*EXERCISE OBJECTIVE*
Pictures in the data below are not part of the copy; transcribe everything else exactly.

*Stored data*

###

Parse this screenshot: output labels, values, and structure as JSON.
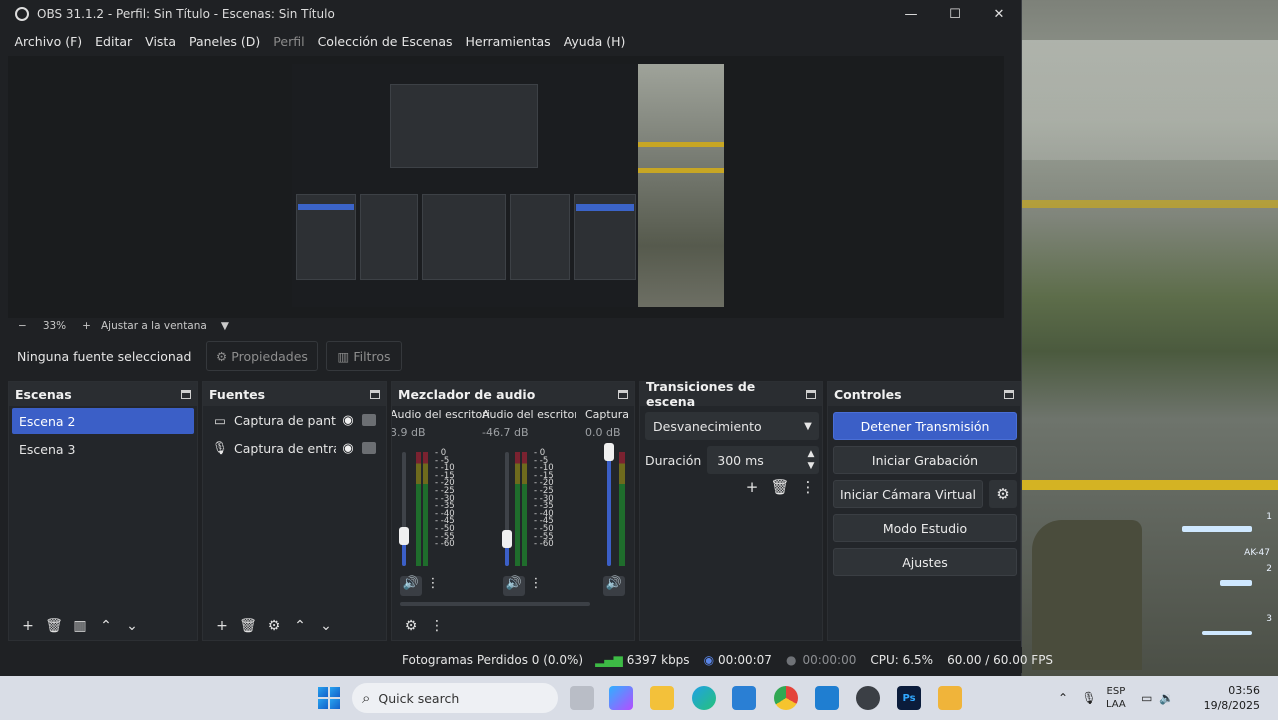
{
  "window": {
    "title": "OBS 31.1.2 - Perfil: Sin Título - Escenas: Sin Título",
    "controls": {
      "minimize": "—",
      "maximize": "☐",
      "close": "✕"
    }
  },
  "menu": [
    "Archivo (F)",
    "Editar",
    "Vista",
    "Paneles (D)",
    "Perfil",
    "Colección de Escenas",
    "Herramientas",
    "Ayuda (H)"
  ],
  "zoom": {
    "minus": "−",
    "value": "33%",
    "plus": "+",
    "fit": "Ajustar a la ventana",
    "caret": "▼"
  },
  "source_toolbar": {
    "none_selected": "Ninguna fuente seleccionad",
    "properties": "Propiedades",
    "filters": "Filtros"
  },
  "docks": {
    "scenes": {
      "title": "Escenas",
      "items": [
        "Escena 2",
        "Escena 3"
      ],
      "selected": "Escena 2"
    },
    "sources": {
      "title": "Fuentes",
      "items": [
        "Captura de pantalla",
        "Captura de entrada"
      ]
    },
    "mixer": {
      "title": "Mezclador de audio",
      "channels": [
        {
          "name": "Audio del escritorio",
          "db": "3.9 dB",
          "level": 0.26
        },
        {
          "name": "Audio del escritorio",
          "db": "-46.7 dB",
          "level": 0.24
        },
        {
          "name": "Captura d",
          "db": "0.0 dB",
          "level": 1.0
        }
      ],
      "scale": [
        "0",
        "-5",
        "-10",
        "-15",
        "-20",
        "-25",
        "-30",
        "-35",
        "-40",
        "-45",
        "-50",
        "-55",
        "-60"
      ]
    },
    "transitions": {
      "title": "Transiciones de escena",
      "selected": "Desvanecimiento",
      "duration_label": "Duración",
      "duration_value": "300 ms"
    },
    "controls": {
      "title": "Controles",
      "stop_stream": "Detener Transmisión",
      "start_recording": "Iniciar Grabación",
      "start_virtualcam": "Iniciar Cámara Virtual",
      "studio_mode": "Modo Estudio",
      "settings": "Ajustes"
    }
  },
  "status": {
    "dropped_frames": "Fotogramas Perdidos 0 (0.0%)",
    "bitrate": "6397 kbps",
    "stream_time": "00:00:07",
    "rec_time": "00:00:00",
    "cpu": "CPU: 6.5%",
    "fps": "60.00 / 60.00 FPS"
  },
  "game_hud": {
    "slot1": "1",
    "weapon1": "AK-47",
    "slot2": "2",
    "slot3": "3"
  },
  "taskbar": {
    "search_placeholder": "Quick search",
    "apps": [
      "explorer",
      "edge",
      "store",
      "chrome",
      "vscode",
      "obs",
      "photoshop",
      "other"
    ],
    "ps_label": "Ps",
    "lang": "ESP",
    "lang2": "LAA",
    "time": "03:56",
    "date": "19/8/2025"
  },
  "colors": {
    "accent": "#3b5fc7",
    "panel": "#23262a",
    "background": "#1f2124"
  }
}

###

*ANSWER TO THIS PROBLEM*
Parse this screenshot: output labels, values, and structure as JSON.
{
  "window": {
    "title": "OBS 31.1.2 - Perfil: Sin Título - Escenas: Sin Título",
    "controls": {
      "minimize": "—",
      "maximize": "☐",
      "close": "✕"
    }
  },
  "menu": [
    "Archivo (F)",
    "Editar",
    "Vista",
    "Paneles (D)",
    "Perfil",
    "Colección de Escenas",
    "Herramientas",
    "Ayuda (H)"
  ],
  "zoom": {
    "minus": "−",
    "value": "33%",
    "plus": "+",
    "fit": "Ajustar a la ventana",
    "caret": "▼"
  },
  "source_toolbar": {
    "none_selected": "Ninguna fuente seleccionad",
    "properties": "Propiedades",
    "filters": "Filtros"
  },
  "docks": {
    "scenes": {
      "title": "Escenas",
      "items": [
        "Escena 2",
        "Escena 3"
      ],
      "selected": "Escena 2"
    },
    "sources": {
      "title": "Fuentes",
      "items": [
        "Captura de pantalla",
        "Captura de entrada"
      ]
    },
    "mixer": {
      "title": "Mezclador de audio",
      "channels": [
        {
          "name": "Audio del escritorio",
          "db": "3.9 dB",
          "level": 0.26
        },
        {
          "name": "Audio del escritorio",
          "db": "-46.7 dB",
          "level": 0.24
        },
        {
          "name": "Captura d",
          "db": "0.0 dB",
          "level": 1.0
        }
      ],
      "scale": [
        "0",
        "-5",
        "-10",
        "-15",
        "-20",
        "-25",
        "-30",
        "-35",
        "-40",
        "-45",
        "-50",
        "-55",
        "-60"
      ]
    },
    "transitions": {
      "title": "Transiciones de escena",
      "selected": "Desvanecimiento",
      "duration_label": "Duración",
      "duration_value": "300 ms"
    },
    "controls": {
      "title": "Controles",
      "stop_stream": "Detener Transmisión",
      "start_recording": "Iniciar Grabación",
      "start_virtualcam": "Iniciar Cámara Virtual",
      "studio_mode": "Modo Estudio",
      "settings": "Ajustes"
    }
  },
  "status": {
    "dropped_frames": "Fotogramas Perdidos 0 (0.0%)",
    "bitrate": "6397 kbps",
    "stream_time": "00:00:07",
    "rec_time": "00:00:00",
    "cpu": "CPU: 6.5%",
    "fps": "60.00 / 60.00 FPS"
  },
  "game_hud": {
    "slot1": "1",
    "weapon1": "AK-47",
    "slot2": "2",
    "slot3": "3"
  },
  "taskbar": {
    "search_placeholder": "Quick search",
    "apps": [
      "explorer",
      "edge",
      "store",
      "chrome",
      "vscode",
      "obs",
      "photoshop",
      "other"
    ],
    "ps_label": "Ps",
    "lang": "ESP",
    "lang2": "LAA",
    "time": "03:56",
    "date": "19/8/2025"
  },
  "colors": {
    "accent": "#3b5fc7",
    "panel": "#23262a",
    "background": "#1f2124"
  }
}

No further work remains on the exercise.